Set exercise
In the entries below, count every line with the word "title". Return only the count.

***** Provided records *****

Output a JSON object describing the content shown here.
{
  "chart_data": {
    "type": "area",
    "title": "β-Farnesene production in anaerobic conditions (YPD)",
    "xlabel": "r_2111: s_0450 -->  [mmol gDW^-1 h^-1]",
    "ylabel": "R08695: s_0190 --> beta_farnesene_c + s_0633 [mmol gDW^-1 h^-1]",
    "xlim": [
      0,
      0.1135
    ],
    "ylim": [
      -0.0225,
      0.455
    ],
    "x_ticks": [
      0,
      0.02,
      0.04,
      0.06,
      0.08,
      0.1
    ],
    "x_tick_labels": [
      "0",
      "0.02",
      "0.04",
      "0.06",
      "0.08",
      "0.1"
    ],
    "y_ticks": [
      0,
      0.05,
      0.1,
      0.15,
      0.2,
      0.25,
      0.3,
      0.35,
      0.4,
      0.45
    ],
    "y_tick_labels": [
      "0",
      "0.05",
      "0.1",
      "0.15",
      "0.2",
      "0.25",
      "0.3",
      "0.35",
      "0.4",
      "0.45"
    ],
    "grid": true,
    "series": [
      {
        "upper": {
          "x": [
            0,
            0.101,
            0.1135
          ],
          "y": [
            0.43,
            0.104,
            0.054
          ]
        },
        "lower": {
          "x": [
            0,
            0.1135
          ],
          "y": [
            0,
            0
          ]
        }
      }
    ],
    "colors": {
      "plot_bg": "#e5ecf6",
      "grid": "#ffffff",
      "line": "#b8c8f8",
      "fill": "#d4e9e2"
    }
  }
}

*****
***** Provided records *****

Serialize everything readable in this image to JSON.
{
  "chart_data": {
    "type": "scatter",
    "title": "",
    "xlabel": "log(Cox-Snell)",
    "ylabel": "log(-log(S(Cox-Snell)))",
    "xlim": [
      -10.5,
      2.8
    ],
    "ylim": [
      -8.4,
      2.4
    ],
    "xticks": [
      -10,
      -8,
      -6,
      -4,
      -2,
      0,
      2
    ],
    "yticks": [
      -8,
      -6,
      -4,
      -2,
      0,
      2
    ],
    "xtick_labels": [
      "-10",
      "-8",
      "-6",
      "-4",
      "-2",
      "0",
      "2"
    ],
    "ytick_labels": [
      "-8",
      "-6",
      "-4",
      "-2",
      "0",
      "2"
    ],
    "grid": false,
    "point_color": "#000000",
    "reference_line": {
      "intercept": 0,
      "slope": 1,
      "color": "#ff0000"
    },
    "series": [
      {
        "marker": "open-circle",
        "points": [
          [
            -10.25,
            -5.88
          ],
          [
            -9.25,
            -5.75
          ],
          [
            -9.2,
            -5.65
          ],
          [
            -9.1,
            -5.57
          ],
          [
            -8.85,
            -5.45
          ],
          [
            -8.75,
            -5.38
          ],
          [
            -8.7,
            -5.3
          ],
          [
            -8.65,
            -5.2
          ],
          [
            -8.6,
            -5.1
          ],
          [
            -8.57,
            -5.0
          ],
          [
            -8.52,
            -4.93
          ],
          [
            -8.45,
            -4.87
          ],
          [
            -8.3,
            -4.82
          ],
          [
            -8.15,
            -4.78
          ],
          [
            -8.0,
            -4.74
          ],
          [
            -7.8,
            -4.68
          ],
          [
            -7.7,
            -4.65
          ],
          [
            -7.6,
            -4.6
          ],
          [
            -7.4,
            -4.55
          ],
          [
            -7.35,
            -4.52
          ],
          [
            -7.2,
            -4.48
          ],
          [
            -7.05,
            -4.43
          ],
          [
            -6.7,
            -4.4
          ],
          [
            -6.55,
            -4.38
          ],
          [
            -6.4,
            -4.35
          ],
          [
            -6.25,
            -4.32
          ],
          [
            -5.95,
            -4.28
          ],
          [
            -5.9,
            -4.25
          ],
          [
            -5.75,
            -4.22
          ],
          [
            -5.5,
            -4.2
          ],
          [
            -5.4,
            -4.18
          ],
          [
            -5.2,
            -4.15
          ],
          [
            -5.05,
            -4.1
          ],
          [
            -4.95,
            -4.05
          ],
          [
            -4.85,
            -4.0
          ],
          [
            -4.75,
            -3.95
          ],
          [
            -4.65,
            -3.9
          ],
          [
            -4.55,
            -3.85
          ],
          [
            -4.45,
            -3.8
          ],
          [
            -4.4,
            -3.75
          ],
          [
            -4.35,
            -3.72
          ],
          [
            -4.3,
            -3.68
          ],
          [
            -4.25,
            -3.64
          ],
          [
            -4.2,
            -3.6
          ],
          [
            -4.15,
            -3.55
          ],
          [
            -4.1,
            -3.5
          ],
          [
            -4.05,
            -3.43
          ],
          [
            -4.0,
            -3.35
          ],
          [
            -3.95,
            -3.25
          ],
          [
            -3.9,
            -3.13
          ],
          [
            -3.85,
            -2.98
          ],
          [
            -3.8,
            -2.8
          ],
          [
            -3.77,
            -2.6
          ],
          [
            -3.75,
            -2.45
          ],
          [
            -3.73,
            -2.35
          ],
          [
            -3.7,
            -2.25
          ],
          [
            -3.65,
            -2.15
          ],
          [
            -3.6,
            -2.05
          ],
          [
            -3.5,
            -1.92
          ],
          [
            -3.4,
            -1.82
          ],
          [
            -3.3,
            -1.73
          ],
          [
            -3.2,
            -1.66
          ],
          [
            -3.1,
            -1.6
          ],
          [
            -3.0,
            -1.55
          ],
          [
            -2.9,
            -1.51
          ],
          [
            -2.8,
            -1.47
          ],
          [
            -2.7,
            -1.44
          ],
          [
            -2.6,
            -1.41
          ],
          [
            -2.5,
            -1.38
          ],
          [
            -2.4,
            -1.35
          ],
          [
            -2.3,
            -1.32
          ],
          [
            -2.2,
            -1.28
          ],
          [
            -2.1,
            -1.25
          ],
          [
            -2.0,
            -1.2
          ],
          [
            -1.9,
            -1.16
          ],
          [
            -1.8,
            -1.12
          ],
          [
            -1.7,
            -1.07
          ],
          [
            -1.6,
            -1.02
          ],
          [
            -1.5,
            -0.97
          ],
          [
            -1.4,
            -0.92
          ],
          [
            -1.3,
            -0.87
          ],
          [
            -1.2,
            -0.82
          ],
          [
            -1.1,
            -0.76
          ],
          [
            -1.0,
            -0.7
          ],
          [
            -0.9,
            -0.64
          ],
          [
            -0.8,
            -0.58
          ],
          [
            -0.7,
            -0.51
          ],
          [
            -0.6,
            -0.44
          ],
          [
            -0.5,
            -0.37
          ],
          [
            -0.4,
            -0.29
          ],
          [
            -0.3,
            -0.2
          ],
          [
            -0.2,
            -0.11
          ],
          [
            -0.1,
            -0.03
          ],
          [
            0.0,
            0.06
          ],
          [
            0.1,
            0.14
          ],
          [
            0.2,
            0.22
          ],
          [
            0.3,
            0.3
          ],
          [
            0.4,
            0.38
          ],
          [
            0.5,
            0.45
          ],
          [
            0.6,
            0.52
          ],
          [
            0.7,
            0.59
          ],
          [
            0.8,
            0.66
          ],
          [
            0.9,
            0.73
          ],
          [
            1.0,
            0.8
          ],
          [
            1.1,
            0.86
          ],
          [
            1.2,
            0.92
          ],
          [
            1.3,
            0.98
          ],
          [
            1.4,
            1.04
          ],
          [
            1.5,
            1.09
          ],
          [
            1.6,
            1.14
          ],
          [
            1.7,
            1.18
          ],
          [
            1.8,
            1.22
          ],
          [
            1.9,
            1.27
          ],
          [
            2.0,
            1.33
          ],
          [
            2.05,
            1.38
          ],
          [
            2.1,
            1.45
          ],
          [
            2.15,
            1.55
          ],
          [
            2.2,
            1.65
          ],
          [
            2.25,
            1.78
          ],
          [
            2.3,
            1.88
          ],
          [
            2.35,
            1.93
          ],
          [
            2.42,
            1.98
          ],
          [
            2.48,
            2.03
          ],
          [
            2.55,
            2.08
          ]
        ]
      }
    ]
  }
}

*****

Response to the task
2